#### TASK PROMPT
Scan each line of the records for the word "output" and extract the ones that have it.
────────────────
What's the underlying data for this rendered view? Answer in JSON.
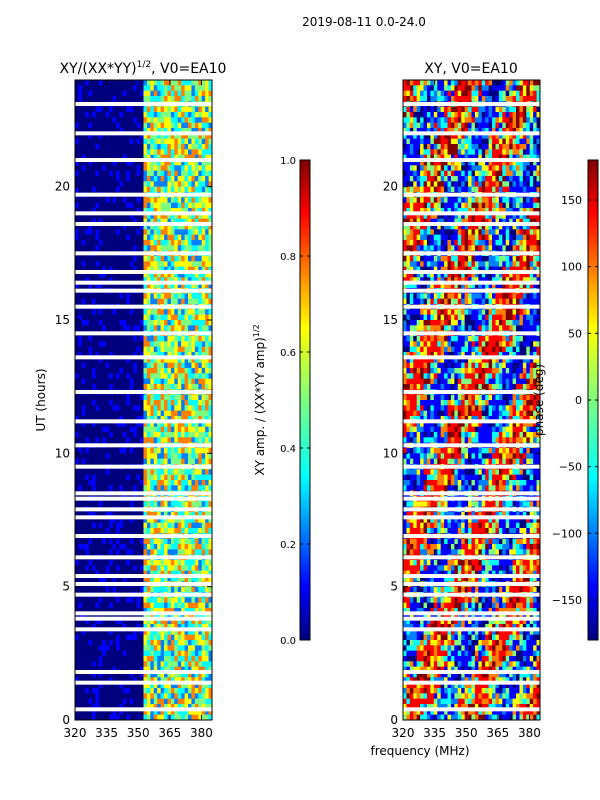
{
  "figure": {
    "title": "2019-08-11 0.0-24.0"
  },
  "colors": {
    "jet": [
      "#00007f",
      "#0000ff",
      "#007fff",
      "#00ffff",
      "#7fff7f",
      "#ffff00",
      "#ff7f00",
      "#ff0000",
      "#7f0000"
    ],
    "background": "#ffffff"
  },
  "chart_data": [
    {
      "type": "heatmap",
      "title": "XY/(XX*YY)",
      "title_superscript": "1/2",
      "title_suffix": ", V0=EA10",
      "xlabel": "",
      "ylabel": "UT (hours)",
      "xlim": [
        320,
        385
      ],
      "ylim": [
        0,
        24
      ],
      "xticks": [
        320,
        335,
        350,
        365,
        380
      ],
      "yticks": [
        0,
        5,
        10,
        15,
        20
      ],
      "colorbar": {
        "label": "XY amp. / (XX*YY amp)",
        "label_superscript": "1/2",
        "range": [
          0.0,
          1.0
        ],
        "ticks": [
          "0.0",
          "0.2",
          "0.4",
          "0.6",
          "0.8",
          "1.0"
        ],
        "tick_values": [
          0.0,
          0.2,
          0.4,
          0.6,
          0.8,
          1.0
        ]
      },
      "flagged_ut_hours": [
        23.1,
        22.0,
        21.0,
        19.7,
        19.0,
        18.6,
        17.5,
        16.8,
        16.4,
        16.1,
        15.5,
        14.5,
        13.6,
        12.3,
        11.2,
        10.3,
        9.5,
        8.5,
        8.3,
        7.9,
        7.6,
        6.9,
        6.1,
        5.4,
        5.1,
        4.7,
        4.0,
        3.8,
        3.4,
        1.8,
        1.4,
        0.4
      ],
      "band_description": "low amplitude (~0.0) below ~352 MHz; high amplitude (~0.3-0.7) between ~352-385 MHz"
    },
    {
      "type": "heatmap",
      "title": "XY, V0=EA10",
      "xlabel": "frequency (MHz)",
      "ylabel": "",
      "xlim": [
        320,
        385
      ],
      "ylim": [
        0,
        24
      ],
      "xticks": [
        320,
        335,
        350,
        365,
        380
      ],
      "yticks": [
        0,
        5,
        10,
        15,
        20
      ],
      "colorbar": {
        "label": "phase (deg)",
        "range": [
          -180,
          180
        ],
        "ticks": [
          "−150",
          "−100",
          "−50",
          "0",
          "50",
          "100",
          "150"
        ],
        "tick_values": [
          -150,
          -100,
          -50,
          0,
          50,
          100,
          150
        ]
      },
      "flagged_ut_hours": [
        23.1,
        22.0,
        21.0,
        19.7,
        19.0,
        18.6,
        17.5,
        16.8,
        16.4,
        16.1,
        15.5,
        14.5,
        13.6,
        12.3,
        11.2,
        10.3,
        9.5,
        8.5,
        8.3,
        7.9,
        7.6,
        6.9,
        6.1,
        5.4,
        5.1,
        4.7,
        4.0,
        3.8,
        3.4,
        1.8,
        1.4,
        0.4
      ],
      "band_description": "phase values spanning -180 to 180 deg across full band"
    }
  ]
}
────────────────
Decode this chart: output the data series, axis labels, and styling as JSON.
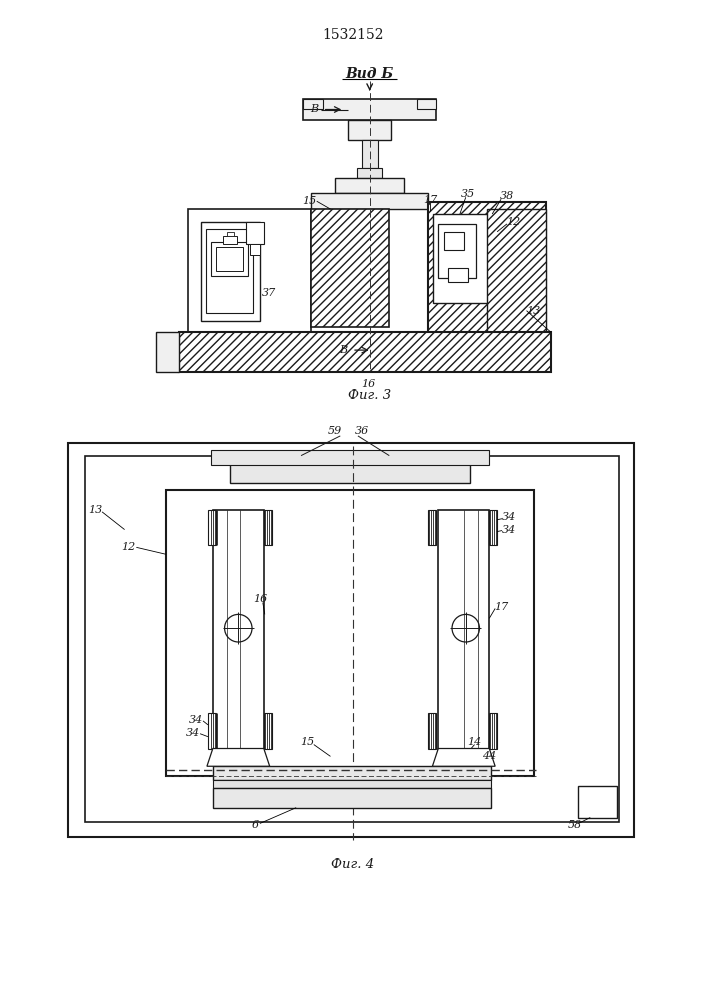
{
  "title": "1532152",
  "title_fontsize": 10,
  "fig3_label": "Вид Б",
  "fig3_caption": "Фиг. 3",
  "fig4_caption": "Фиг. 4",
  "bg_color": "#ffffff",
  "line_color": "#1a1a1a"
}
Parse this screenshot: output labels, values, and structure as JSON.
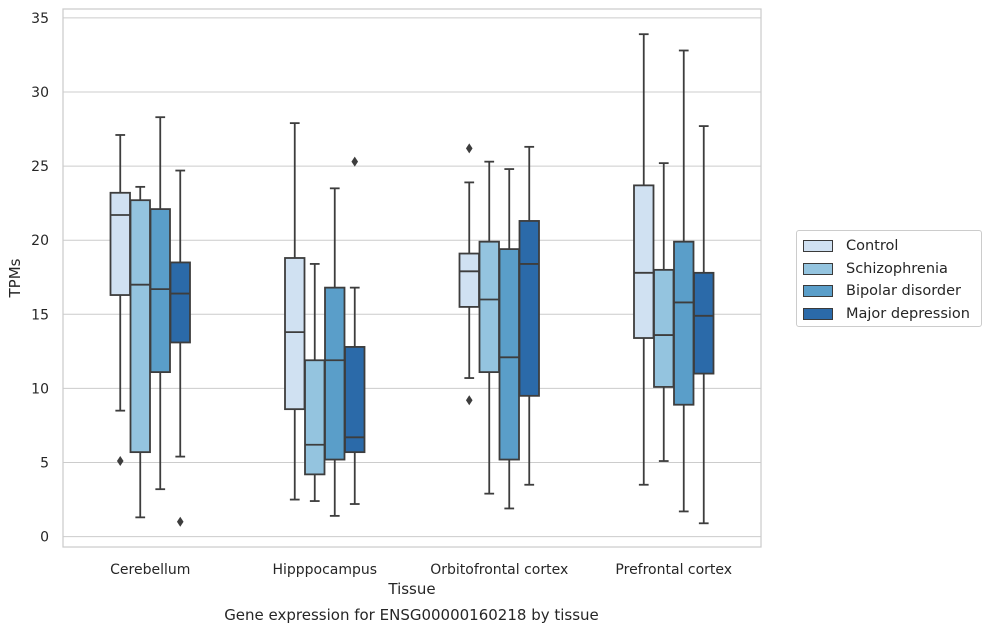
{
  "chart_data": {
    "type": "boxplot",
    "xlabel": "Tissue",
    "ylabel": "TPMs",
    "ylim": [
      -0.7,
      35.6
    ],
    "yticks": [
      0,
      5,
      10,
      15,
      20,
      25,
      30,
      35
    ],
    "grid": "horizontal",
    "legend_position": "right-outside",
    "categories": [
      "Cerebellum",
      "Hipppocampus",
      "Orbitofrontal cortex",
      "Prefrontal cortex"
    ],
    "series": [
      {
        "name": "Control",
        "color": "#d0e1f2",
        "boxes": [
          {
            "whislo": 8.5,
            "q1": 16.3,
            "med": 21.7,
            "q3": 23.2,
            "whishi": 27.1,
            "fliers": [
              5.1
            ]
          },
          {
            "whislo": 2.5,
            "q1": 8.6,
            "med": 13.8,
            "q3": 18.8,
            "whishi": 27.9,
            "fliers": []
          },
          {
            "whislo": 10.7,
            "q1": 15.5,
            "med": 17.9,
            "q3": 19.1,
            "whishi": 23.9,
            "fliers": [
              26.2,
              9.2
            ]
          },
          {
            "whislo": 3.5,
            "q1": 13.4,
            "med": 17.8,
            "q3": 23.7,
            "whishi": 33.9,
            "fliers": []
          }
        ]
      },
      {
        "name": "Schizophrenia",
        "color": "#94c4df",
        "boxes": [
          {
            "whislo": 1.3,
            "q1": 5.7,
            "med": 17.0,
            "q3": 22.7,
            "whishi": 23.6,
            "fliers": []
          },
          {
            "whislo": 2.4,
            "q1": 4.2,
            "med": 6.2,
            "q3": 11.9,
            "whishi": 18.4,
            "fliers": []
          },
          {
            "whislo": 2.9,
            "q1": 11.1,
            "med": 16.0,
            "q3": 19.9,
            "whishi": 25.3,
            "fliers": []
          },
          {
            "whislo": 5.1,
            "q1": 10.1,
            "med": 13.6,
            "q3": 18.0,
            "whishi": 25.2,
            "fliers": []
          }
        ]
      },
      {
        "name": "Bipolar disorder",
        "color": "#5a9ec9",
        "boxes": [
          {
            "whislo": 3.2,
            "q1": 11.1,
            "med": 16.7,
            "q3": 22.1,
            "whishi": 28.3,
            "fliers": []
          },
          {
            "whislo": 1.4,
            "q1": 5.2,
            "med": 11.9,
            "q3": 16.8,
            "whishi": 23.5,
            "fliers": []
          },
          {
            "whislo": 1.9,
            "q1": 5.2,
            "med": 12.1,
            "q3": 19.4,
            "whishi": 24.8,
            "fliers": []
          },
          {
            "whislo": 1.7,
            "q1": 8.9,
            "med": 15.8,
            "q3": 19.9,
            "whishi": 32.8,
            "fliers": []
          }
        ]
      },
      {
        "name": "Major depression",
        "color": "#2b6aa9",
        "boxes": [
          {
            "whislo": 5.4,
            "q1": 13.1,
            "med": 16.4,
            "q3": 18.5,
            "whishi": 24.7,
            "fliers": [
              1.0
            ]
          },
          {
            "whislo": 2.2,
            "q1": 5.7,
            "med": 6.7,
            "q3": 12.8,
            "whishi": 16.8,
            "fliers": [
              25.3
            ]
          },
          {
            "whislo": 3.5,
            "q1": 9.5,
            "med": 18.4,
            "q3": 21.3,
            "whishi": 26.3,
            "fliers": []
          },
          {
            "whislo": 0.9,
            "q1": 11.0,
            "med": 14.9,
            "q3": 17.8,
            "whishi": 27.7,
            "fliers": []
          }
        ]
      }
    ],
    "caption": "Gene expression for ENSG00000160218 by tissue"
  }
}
────────────────
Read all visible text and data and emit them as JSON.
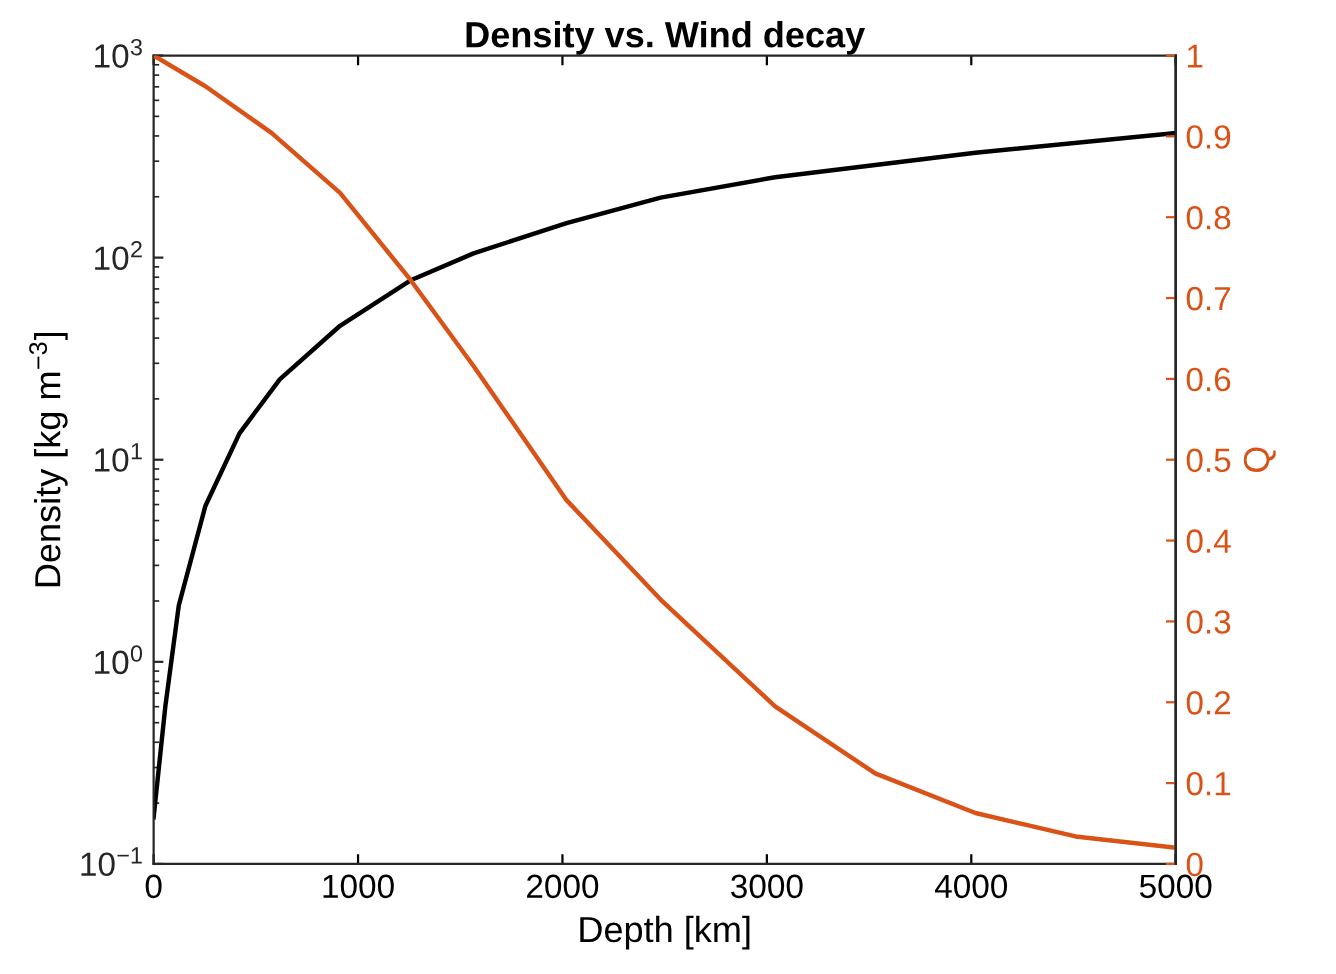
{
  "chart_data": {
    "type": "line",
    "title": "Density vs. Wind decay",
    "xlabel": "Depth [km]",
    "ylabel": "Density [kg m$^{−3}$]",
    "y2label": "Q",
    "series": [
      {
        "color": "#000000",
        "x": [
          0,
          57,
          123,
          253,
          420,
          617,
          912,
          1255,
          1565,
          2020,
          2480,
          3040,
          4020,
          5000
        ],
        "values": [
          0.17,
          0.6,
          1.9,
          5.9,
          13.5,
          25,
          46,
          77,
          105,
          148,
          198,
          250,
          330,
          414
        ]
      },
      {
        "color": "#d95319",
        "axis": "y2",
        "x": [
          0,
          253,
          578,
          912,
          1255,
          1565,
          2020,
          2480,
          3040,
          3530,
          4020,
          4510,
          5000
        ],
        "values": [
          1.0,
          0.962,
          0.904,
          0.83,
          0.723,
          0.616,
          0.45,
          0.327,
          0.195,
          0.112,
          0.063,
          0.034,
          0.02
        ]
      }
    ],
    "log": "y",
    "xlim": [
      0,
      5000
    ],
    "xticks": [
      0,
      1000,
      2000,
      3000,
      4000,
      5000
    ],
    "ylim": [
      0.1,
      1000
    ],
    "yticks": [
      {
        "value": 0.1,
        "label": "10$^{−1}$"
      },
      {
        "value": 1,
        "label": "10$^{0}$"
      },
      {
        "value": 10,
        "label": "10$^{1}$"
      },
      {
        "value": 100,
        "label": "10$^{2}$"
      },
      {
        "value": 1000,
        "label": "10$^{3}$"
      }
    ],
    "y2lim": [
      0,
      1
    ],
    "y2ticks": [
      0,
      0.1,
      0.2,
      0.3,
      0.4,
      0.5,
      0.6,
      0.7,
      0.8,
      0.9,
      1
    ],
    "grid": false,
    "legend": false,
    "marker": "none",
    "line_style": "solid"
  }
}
────────────────
#### ANSWER
Decode this chart: output the data series, axis labels, and styling as JSON.
Parse this screenshot: output labels, values, and structure as JSON.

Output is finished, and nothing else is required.